# ENTRIES PROVIDED start

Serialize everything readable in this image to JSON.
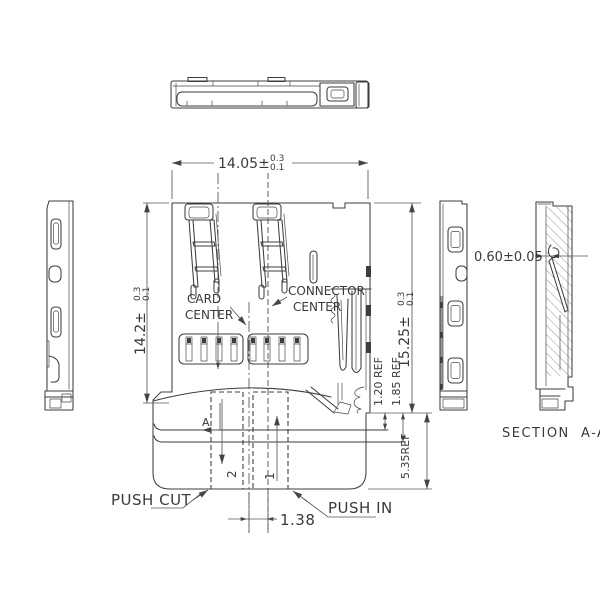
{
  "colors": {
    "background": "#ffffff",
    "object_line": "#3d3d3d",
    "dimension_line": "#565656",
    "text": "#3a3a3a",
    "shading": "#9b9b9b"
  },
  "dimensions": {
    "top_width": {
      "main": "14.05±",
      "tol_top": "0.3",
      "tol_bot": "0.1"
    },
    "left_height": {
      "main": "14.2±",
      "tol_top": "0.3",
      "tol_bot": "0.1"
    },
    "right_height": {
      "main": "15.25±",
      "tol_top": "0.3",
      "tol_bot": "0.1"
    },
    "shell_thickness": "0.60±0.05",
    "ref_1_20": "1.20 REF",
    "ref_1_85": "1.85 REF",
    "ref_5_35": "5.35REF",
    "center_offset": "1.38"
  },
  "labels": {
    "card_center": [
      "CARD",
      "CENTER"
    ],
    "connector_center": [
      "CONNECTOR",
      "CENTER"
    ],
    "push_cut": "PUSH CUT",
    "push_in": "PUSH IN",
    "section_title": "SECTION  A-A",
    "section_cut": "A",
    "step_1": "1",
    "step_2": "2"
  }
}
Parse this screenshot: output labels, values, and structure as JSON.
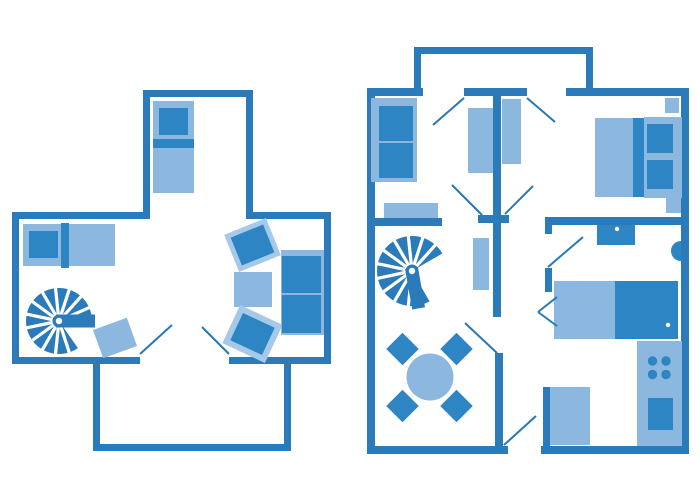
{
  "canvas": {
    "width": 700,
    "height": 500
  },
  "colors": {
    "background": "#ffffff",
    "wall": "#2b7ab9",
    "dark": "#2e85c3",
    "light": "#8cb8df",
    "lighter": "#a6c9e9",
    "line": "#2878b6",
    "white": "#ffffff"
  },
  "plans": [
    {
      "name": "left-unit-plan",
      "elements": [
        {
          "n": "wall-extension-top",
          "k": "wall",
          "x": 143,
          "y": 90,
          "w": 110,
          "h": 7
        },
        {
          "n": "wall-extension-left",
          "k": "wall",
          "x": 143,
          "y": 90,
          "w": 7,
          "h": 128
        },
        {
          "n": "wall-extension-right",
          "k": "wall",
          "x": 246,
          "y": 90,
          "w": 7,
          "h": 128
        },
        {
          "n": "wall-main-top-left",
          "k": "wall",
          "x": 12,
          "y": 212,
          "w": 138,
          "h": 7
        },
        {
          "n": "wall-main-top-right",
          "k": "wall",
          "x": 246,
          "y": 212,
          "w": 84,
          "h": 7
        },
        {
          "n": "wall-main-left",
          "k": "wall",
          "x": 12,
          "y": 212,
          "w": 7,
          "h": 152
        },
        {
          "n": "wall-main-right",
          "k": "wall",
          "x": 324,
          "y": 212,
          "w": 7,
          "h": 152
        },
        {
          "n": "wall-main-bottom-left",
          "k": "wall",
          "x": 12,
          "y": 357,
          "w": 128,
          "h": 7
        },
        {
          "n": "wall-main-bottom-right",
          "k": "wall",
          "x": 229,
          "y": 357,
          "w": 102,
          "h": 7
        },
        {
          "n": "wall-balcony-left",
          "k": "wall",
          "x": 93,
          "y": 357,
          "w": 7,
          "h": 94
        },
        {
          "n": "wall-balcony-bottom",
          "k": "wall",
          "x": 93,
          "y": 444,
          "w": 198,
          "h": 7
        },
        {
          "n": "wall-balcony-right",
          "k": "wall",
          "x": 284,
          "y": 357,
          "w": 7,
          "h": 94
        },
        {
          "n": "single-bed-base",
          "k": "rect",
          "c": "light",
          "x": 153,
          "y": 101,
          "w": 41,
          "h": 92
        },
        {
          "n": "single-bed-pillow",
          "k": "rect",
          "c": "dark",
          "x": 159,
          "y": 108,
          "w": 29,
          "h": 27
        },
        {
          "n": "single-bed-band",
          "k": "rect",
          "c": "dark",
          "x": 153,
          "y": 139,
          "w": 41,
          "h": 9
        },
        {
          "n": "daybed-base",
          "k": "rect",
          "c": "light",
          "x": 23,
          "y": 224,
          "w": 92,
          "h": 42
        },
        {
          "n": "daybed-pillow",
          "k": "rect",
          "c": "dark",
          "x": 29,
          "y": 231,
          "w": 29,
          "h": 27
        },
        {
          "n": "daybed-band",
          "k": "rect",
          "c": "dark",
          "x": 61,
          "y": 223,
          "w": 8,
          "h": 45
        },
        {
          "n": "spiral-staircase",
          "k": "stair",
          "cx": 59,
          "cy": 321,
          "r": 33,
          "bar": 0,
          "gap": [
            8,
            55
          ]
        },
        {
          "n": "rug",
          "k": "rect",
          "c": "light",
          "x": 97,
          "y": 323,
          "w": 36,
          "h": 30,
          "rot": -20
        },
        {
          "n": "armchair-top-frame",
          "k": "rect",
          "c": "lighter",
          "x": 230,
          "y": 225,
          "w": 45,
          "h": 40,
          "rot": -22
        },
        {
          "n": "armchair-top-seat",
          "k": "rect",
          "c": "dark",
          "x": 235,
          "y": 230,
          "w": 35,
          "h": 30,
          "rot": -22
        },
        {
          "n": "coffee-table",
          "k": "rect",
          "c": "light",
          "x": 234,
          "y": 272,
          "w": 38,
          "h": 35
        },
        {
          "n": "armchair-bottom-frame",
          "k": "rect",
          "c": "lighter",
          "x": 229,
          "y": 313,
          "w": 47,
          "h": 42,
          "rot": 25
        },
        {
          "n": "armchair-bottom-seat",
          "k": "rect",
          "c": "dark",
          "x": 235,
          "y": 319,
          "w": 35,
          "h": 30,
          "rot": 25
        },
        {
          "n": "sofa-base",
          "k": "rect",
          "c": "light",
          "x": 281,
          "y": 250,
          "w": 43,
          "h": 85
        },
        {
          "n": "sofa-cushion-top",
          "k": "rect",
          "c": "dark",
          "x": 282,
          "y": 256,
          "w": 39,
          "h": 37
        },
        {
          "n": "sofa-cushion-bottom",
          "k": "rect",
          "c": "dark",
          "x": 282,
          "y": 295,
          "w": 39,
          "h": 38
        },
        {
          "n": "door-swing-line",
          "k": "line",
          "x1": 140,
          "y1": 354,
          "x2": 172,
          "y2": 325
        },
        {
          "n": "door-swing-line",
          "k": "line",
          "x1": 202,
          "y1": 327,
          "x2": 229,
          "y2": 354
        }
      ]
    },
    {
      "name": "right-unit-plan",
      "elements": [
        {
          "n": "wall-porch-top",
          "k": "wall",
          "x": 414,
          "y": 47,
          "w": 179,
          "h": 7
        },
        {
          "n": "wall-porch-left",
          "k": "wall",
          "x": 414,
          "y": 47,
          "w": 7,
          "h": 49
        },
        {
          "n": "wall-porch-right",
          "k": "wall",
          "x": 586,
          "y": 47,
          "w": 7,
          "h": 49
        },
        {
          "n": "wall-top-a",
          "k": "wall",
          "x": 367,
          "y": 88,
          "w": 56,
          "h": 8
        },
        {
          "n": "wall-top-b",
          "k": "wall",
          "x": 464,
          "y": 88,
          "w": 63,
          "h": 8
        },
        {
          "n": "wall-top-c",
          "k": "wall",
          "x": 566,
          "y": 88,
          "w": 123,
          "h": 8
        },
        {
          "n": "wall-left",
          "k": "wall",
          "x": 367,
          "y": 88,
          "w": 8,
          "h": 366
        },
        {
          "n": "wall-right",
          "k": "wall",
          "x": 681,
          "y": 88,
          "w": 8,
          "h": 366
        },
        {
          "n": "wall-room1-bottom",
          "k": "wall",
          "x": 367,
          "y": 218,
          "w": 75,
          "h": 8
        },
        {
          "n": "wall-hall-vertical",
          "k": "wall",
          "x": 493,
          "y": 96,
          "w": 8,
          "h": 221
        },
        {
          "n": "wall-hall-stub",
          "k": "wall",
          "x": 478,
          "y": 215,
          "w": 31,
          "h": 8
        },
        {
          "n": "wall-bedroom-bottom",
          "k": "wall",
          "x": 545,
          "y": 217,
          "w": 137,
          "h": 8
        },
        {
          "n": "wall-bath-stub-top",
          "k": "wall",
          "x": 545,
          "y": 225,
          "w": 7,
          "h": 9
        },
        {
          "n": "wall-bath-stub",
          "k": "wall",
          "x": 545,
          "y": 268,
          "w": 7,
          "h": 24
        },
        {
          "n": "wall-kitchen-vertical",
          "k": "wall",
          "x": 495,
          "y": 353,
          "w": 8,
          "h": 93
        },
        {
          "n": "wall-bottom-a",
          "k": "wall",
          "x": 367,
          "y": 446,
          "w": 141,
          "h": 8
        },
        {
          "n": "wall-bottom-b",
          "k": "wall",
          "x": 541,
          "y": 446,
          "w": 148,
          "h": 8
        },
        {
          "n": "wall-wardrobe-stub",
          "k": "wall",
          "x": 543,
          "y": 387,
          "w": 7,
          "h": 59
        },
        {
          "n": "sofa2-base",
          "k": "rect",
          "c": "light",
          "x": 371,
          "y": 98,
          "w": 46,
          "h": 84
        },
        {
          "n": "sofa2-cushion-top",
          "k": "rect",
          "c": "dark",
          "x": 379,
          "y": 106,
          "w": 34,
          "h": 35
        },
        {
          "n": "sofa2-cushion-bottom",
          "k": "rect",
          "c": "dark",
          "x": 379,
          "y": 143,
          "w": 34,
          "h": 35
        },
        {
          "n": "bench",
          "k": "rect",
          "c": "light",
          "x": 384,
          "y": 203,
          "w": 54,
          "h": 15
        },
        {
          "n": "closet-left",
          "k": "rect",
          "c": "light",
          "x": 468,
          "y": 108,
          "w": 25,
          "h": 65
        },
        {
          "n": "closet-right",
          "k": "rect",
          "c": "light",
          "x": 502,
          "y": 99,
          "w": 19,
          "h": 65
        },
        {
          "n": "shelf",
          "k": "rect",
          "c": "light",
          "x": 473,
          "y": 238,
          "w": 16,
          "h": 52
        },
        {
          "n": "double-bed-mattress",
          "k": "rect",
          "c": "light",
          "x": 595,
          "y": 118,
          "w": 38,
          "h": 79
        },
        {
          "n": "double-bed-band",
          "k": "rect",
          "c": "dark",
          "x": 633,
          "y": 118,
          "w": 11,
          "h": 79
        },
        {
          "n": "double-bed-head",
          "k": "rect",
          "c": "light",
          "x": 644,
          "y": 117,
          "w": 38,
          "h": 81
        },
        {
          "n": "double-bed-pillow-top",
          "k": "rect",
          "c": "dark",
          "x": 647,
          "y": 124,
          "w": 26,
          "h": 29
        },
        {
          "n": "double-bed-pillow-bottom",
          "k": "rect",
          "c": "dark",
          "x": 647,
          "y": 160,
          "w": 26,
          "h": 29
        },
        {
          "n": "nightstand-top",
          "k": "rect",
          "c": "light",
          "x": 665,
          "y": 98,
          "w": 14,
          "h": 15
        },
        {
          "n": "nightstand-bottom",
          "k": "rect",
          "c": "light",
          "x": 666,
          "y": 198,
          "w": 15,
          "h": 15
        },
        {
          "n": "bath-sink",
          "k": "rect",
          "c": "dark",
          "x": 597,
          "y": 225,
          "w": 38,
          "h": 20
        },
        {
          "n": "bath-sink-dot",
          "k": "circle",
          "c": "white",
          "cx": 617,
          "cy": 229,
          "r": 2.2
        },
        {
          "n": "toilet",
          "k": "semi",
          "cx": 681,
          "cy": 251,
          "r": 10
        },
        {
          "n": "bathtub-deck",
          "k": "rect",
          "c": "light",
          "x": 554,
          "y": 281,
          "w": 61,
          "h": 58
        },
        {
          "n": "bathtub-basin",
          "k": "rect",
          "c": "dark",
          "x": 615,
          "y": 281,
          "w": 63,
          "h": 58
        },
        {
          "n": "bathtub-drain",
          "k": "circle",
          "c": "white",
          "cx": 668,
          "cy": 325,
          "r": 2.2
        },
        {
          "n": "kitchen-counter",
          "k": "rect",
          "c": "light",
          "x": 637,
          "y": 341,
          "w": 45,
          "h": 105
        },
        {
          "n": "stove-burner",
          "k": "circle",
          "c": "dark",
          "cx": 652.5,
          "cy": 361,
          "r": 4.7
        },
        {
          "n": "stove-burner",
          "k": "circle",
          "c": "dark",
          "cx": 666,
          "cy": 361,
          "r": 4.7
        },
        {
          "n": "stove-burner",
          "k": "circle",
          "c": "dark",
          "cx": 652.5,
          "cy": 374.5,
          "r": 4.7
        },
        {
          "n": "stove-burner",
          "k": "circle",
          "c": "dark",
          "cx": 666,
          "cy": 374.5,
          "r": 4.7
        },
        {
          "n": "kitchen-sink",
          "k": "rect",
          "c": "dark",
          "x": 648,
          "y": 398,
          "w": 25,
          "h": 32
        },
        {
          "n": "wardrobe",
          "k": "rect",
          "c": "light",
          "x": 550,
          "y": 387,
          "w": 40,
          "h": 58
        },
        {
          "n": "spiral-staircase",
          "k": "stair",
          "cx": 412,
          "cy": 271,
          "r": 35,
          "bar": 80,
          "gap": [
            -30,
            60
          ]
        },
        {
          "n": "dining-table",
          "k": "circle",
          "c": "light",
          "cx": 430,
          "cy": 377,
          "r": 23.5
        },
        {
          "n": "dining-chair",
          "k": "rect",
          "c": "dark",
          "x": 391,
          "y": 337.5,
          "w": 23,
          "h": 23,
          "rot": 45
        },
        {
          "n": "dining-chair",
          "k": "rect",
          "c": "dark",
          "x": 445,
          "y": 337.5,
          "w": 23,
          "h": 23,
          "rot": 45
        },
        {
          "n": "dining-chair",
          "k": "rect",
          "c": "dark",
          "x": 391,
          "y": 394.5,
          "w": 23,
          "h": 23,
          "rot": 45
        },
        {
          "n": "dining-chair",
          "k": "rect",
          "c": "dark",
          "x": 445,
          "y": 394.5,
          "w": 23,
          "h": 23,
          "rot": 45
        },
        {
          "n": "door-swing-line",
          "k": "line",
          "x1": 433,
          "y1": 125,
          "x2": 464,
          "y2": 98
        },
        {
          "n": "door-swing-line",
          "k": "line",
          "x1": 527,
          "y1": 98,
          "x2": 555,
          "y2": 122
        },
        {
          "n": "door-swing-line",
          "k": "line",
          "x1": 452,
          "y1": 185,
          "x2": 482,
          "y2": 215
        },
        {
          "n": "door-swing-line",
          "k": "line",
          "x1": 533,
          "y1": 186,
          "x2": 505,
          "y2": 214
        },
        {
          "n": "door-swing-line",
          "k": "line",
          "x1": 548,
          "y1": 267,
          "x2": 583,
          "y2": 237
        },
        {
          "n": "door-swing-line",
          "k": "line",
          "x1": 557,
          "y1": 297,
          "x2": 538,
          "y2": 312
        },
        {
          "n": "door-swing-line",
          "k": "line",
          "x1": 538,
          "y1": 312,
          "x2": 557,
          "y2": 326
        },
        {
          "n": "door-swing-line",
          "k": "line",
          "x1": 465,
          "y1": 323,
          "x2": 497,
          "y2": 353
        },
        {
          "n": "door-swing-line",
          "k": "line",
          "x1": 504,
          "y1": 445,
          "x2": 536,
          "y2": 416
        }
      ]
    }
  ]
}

# ENTRIES PROVIDED end
# ENTRIES PROVIDED start

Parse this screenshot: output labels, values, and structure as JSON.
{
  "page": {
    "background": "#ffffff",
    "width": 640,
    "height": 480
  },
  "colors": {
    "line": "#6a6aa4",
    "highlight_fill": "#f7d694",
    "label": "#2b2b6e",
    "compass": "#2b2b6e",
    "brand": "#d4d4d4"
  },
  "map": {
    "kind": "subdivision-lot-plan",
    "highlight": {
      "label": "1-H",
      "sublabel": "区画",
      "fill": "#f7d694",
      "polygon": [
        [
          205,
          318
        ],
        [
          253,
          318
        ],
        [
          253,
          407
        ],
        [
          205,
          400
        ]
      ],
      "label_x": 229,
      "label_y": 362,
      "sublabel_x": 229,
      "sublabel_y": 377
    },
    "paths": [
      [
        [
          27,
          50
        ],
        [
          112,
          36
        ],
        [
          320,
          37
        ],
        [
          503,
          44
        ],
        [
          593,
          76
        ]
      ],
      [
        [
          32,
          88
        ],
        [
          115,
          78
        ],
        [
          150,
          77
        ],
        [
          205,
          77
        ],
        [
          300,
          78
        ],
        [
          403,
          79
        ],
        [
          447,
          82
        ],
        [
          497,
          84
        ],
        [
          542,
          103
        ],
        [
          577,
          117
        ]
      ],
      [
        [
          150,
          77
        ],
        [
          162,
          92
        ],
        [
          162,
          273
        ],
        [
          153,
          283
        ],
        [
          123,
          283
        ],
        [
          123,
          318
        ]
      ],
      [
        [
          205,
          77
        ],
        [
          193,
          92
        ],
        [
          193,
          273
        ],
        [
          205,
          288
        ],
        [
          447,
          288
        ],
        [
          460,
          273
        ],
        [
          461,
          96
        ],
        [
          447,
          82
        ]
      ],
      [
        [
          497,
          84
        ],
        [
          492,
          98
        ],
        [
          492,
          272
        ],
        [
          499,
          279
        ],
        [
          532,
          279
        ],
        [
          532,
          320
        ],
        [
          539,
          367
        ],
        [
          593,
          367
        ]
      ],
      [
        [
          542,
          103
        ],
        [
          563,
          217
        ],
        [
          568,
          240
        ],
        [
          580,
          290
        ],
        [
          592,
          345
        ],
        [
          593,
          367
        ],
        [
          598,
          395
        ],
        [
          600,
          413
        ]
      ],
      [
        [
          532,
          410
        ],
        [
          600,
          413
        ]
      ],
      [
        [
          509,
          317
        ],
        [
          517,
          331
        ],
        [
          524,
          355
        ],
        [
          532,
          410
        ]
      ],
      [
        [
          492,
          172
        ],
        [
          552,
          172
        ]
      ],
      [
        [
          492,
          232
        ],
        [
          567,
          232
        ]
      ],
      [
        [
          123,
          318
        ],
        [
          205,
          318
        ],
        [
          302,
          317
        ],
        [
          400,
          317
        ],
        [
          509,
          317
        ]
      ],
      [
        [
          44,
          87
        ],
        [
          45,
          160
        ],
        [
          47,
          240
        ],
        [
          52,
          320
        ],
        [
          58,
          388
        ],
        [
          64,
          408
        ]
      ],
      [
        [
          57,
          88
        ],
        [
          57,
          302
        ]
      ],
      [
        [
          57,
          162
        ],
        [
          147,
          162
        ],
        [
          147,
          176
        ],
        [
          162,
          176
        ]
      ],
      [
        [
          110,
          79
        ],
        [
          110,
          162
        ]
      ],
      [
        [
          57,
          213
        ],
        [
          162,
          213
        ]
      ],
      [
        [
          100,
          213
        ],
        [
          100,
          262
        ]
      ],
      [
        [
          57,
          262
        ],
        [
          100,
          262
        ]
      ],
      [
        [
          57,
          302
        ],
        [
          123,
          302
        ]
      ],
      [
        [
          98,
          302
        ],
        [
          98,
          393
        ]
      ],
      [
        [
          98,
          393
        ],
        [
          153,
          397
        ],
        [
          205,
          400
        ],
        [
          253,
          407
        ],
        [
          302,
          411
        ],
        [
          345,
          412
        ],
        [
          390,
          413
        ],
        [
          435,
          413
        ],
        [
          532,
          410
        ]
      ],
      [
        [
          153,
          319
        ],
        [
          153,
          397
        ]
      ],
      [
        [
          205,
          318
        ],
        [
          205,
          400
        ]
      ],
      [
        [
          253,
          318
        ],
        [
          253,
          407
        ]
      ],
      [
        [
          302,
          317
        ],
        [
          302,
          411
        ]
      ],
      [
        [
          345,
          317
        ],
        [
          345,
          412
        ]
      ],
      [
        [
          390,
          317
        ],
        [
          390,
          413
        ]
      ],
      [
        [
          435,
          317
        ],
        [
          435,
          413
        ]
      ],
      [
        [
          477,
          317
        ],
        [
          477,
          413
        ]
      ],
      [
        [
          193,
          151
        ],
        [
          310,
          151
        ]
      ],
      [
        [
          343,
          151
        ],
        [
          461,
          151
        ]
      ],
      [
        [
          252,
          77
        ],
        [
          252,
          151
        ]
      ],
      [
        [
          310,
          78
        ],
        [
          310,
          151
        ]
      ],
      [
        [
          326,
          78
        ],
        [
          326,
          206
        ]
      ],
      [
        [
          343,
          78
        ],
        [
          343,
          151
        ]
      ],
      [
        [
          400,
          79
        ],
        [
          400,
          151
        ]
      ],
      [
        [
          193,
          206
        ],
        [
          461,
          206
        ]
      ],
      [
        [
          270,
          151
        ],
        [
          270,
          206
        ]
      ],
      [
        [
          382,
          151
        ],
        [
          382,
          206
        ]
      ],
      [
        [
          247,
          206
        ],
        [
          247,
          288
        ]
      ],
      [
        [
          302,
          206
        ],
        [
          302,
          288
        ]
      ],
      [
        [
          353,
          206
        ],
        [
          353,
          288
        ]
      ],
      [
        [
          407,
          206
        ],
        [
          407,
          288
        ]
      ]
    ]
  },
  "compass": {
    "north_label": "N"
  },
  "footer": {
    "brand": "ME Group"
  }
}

# ENTRIES PROVIDED end

State how many lines of the records above contain the word "daybed", and give only that number.

RESPONSE TO THE TASK:
3